PROBLEM REQUIREMENTS | Which usernames head the posts in the forum thread about a lost pet pigeon? List each one only once.

READING PASSAGE |
>>>

# My pet Pigeon flew away



## meldes (Aug 8, 2016)

Hi, I will try to explain the situation even if quite desperate. Paul my lovely pigeon flew away yesterday afternoon at 15.30. I rescued her a year ago and has always lived happily with me. F
ew days ago I decided to take her out in the garden following a conversation with a pigeon owner (I know, bad decision). Paul never left my shoulder and was very curious, we went in and out for 3/4 times that day and she was absolutely fine and happy to have a look around. I did this again the day after and on the 3rd time she started to fly, circled around a couple of times and left. I was speechless. I spent the afternoon till 22 to look for and call her. Did it again today but nothing, she doesn't seem to be around. I left her cage outside on 2 chairs for her to see it and windows open. What should I do!? I feel so stupid to have let her out and desperate. I live in London, it's very unlikely to have hawks in the area but plenty of cats of course.


----------



## Skyeking (Jan 17, 2003)

*Sorry to hear this, we hear it so much, that is why we will not ever recommend letting a pet fly loose outside by itself. BUT, do not give up hope.

Is this a homing pigeon?

If she stayed with you and was checking out her surroundings the first 2 days, and then flew the 3rd day and circled, twice....she may be back. Homing pigeons (1st time released) will sit and look at their surroundings when first and once they fly they will circle and fly off and/or come back.

That may or may not be the case, but you should be outside looking for her locally and talk to her and/or make sounds that she is used to. Bring her food dish that she knows and fill it and bring it along. If she is used to a morning routine, follow it with what is familiar-especially sounds.

Is there an area where she was rescued from? Check that area out. Call her.*


----------



## Jay3 (May 4, 2008)

Don't know why you thought a bird would not fly. Really all you can do is what Skyking has suggested and hope she gets hungry and can find her way home. Hawks are everywhere, you just don't see them.


----------



## meldes (Aug 8, 2016)

I found her when she was 2 max 3 weeks old and couldn't fly yet. She had a bad injuries on her back so I took her home and looked after her including force feeding. Yes the first day she stayed all the time on my shoulder or on my head, the second day we went out a couple of times, on the second one she flew. At the beginning I thought she was excited as she circled like crazy and it seemed to enjoy it but I didn't expect to see her leaving so fast. I walked and covered all the area even more to be honest, kept calling her but nothing. It's so upsetting and heartbreaking. Now it's dark so I hope she found shelter somewhere but I'm so worried.Ppl keep saying she will find her way back, I'm not so confident unfortunately. Thank you very much for your support and answer.

<<<

DATA SECTION |
>>>

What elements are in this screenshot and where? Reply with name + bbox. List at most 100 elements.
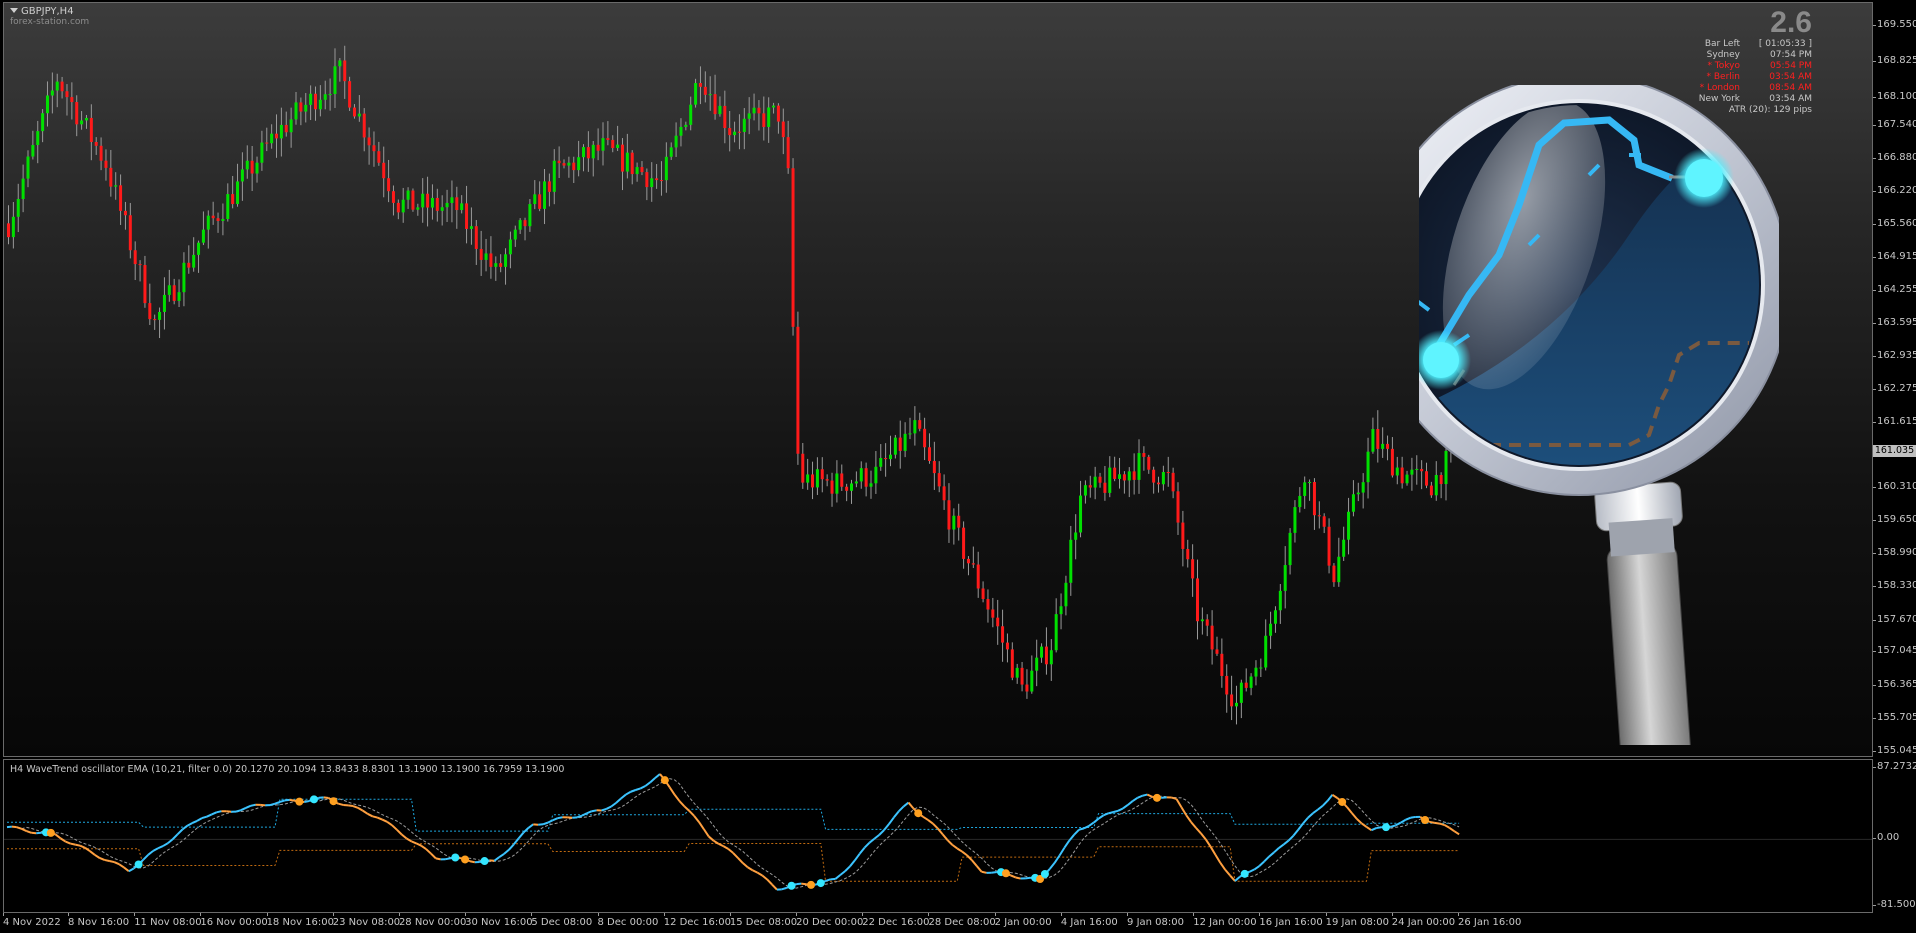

<<<

THE RESULT | meldes, Skyeking, Jay3